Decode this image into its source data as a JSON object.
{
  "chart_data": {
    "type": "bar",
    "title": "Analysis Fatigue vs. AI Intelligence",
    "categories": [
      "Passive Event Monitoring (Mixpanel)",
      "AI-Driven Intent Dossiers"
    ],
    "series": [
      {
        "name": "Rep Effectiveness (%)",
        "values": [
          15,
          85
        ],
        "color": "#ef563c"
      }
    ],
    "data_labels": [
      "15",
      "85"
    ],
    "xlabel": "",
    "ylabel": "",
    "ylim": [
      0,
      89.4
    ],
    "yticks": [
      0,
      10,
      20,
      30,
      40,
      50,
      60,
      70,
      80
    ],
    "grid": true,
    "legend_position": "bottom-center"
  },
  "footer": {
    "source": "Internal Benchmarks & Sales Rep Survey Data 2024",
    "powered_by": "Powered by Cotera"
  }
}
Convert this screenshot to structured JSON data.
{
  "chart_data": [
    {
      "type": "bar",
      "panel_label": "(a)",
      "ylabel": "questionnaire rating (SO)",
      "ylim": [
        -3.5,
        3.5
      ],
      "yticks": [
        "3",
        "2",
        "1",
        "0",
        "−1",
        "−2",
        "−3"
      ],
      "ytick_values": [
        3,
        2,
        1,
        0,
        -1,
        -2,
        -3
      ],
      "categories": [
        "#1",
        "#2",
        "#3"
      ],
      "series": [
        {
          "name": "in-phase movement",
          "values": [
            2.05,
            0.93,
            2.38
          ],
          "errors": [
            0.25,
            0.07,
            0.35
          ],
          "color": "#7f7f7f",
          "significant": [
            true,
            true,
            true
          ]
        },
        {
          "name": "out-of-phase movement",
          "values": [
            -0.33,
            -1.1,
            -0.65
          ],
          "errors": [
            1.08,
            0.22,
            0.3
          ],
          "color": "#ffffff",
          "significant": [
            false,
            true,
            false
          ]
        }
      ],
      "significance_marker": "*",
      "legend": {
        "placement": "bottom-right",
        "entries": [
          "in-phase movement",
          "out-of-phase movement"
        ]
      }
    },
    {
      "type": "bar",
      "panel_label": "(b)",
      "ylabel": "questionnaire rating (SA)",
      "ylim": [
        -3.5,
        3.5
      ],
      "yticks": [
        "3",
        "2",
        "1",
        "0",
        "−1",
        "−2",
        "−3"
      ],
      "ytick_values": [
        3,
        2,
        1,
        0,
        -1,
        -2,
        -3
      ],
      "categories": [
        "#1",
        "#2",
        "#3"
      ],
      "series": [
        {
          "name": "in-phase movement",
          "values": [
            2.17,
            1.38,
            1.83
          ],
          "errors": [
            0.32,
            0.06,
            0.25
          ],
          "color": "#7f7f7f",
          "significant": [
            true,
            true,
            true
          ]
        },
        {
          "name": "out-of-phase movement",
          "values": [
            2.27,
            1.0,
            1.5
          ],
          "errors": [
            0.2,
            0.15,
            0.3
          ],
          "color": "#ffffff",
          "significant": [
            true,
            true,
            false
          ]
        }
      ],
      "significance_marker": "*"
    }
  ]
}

GIVEN REQUEST: Track down every line with the word "JSON" and copy it.

REPLY:
Decode this image into its source data as a JSON object.
Convert this screenshot to structured JSON data.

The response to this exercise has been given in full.